◆ **Instructions to follow**: Identify every line in the records below that contains the word "liên", and reproduce each one.

Dataset items
/---

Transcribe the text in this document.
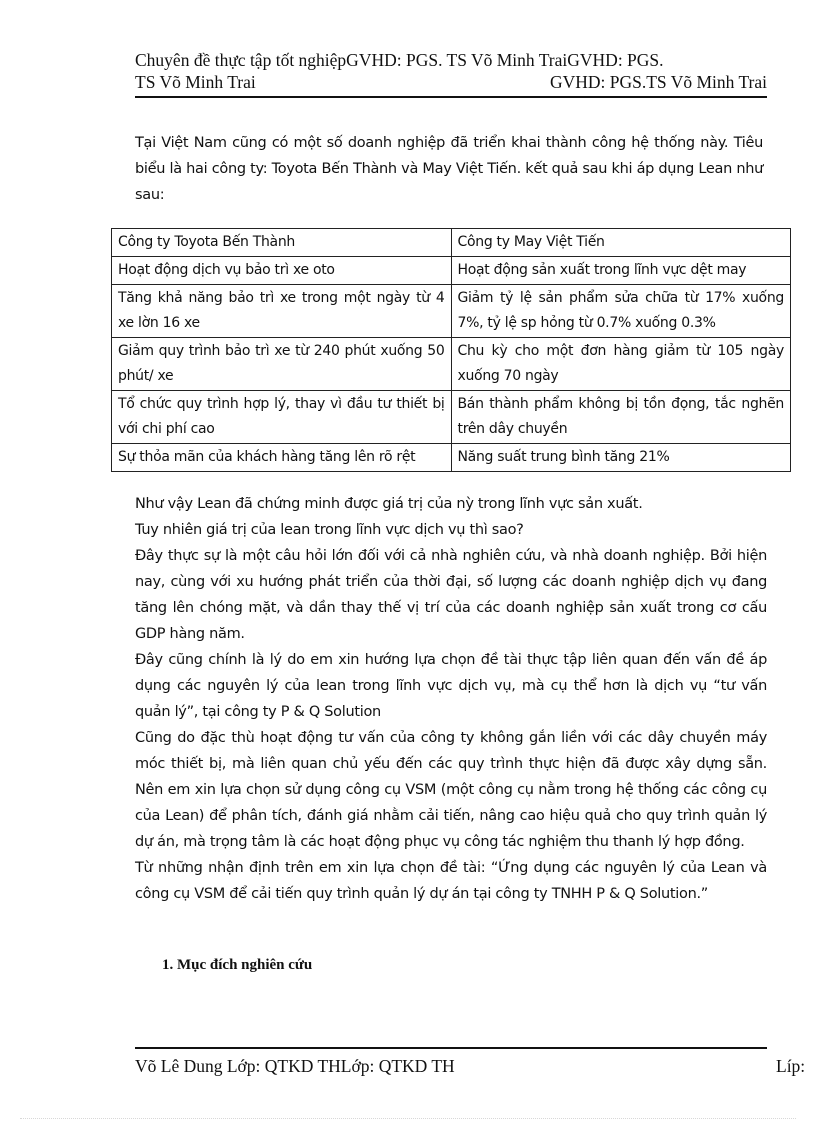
Chuyên đề thực tập tốt nghiệpGVHD: PGS. TS Võ Minh TraiGVHD: PGS.
TS Võ Minh Trai	GVHD: PGS.TS Võ Minh Trai

Tại Việt Nam cũng có một số doanh nghiệp đã triển khai thành công hệ thống này. Tiêu biểu là hai công ty: Toyota Bến Thành và May Việt Tiến. kết quả sau khi áp dụng Lean như sau:

Công ty Toyota Bến Thành	Công ty May Việt Tiến
Hoạt động dịch vụ bảo trì xe oto	Hoạt động sản xuất trong lĩnh vực dệt may
Tăng khả năng bảo trì xe trong một ngày từ 4 xe lờn 16 xe	Giảm tỷ lệ sản phẩm sửa chữa từ 17% xuống 7%, tỷ lệ sp hỏng từ 0.7% xuống 0.3%
Giảm quy trình bảo trì xe từ 240 phút xuống 50 phút/ xe	Chu kỳ cho một đơn hàng giảm từ 105 ngày xuống 70 ngày
Tổ chức quy trình hợp lý, thay vì đầu tư thiết bị với chi phí cao	Bán thành phẩm không bị tồn đọng, tắc nghẽn trên dây chuyền
Sự thỏa mãn của khách hàng tăng lên rõ rệt	Năng suất trung bình tăng 21%

Như vậy Lean đã chứng minh được giá trị của nỳ trong lĩnh vực sản xuất.

Tuy nhiên giá trị của lean trong lĩnh vực dịch vụ thì sao?

Đây thực sự là một câu hỏi lớn đối với cả nhà nghiên cứu, và nhà doanh nghiệp. Bởi hiện nay, cùng với xu hướng phát triển của thời đại, số lượng các doanh nghiệp dịch vụ đang tăng lên chóng mặt, và dần thay thế vị trí của các doanh nghiệp sản xuất trong cơ cấu GDP hàng năm.

Đây cũng chính là lý do em xin hướng lựa chọn đề tài thực tập liên quan đến vấn đề áp dụng các nguyên lý của lean trong lĩnh vực dịch vụ, mà cụ thể hơn là dịch vụ “tư vấn quản lý”, tại công ty P & Q Solution

Cũng do đặc thù hoạt động tư vấn của công ty không gắn liền với các dây chuyền máy móc thiết bị, mà liên quan chủ yếu đến các quy trình thực hiện đã được xây dựng sẵn. Nên em xin lựa chọn sử dụng công cụ VSM (một công cụ nằm trong hệ thống các công cụ của Lean) để phân tích, đánh giá nhằm cải tiến, nâng cao hiệu quả cho quy trình quản lý dự án, mà trọng tâm là các hoạt động phục vụ công tác nghiệm thu thanh lý hợp đồng.

Từ những nhận định trên em xin lựa chọn đề tài: “Ứng dụng các nguyên lý của Lean và công cụ VSM để cải tiến quy trình quản lý dự án tại công ty TNHH P & Q Solution.”

1. Mục đích nghiên cứu
Võ Lê Dung Lớp: QTKD THLớp: QTKD TH	Líp:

\---

◆ **The response**:
Đây cũng chính là lý do em xin hướng lựa chọn đề tài thực tập liên quan đến vấn đề áp dụng các nguyên lý của lean trong lĩnh vực dịch vụ, mà cụ thể hơn là dịch vụ “tư vấn quản lý”, tại công ty P & Q Solution
Cũng do đặc thù hoạt động tư vấn của công ty không gắn liền với các dây chuyền máy móc thiết bị, mà liên quan chủ yếu đến các quy trình thực hiện đã được xây dựng sẵn. Nên em xin lựa chọn sử dụng công cụ VSM (một công cụ nằm trong hệ thống các công cụ của Lean) để phân tích, đánh giá nhằm cải tiến, nâng cao hiệu quả cho quy trình quản lý dự án, mà trọng tâm là các hoạt động phục vụ công tác nghiệm thu thanh lý hợp đồng.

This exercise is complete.